▶ [SET PROBLEM]
In the listing below, pick out lines with "Compare".

Records
* * * * * * * * *

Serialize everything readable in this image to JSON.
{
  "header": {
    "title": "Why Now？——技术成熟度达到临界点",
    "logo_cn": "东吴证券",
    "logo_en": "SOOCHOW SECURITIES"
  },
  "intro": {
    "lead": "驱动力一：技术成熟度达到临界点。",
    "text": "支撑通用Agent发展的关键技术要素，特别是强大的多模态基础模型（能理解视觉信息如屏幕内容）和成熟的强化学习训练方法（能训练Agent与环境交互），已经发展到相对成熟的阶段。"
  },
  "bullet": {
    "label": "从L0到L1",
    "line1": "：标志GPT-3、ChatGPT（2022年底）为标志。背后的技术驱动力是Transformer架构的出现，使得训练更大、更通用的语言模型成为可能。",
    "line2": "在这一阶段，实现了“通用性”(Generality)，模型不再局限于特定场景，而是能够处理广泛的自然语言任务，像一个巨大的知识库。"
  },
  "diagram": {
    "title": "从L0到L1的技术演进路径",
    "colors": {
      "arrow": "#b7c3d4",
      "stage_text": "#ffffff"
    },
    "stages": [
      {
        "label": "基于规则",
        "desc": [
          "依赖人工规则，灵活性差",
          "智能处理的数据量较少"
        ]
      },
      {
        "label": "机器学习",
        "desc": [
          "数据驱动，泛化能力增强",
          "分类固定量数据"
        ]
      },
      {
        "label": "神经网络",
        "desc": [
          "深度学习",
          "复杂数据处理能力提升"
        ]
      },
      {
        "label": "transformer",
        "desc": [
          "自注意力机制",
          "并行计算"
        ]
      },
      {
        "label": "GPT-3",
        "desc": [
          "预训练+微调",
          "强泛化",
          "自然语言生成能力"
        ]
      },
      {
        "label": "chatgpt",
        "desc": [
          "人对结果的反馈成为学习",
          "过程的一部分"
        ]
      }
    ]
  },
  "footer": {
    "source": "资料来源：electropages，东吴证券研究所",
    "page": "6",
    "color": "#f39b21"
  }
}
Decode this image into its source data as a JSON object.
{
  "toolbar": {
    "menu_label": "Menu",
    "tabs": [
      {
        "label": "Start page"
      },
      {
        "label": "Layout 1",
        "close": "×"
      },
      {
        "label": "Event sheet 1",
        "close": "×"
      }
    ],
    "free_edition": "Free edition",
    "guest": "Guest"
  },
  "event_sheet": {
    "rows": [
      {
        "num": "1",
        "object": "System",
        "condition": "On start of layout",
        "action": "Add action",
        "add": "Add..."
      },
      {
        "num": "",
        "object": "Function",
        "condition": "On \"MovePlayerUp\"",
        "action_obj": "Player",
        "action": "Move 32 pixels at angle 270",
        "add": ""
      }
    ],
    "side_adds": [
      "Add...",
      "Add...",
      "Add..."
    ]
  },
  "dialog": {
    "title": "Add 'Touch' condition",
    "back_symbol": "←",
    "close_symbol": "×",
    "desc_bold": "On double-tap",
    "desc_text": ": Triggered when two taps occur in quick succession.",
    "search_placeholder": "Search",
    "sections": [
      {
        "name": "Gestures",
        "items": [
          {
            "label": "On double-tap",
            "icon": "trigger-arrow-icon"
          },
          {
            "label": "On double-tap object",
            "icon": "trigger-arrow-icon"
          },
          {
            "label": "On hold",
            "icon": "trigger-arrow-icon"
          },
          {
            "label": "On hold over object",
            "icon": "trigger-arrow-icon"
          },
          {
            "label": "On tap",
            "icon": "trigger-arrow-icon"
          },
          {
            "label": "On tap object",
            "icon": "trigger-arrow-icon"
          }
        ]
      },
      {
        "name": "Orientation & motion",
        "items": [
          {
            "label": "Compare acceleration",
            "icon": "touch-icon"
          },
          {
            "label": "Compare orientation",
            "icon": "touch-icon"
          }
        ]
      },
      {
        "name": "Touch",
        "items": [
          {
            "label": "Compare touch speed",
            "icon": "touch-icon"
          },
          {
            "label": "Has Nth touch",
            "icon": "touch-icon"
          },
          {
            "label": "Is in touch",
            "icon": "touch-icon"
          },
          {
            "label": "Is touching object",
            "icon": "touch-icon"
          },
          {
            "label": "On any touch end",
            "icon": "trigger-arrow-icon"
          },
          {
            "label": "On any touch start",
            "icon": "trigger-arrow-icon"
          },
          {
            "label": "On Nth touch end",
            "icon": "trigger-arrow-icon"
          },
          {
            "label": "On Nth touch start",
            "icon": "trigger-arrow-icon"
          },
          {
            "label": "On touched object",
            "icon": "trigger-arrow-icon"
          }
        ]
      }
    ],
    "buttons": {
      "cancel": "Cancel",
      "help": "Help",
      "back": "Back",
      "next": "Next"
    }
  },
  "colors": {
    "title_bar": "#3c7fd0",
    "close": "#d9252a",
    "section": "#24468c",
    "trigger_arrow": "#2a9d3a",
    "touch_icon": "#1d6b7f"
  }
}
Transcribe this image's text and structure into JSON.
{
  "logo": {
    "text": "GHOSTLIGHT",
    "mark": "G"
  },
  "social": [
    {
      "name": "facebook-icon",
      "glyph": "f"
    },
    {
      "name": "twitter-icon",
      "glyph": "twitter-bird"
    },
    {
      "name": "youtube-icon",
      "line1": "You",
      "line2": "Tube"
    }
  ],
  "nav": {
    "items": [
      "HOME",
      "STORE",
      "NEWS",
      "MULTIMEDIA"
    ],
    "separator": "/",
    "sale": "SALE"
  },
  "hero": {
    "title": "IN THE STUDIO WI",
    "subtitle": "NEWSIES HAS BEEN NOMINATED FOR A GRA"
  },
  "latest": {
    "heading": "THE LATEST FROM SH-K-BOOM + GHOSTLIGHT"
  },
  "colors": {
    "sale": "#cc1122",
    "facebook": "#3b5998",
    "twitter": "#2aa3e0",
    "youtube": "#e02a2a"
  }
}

* * * * * * * * *

▶ [SOLVED PROBLEM]
            "label": "Compare acceleration",
            "label": "Compare orientation",
            "label": "Compare touch speed",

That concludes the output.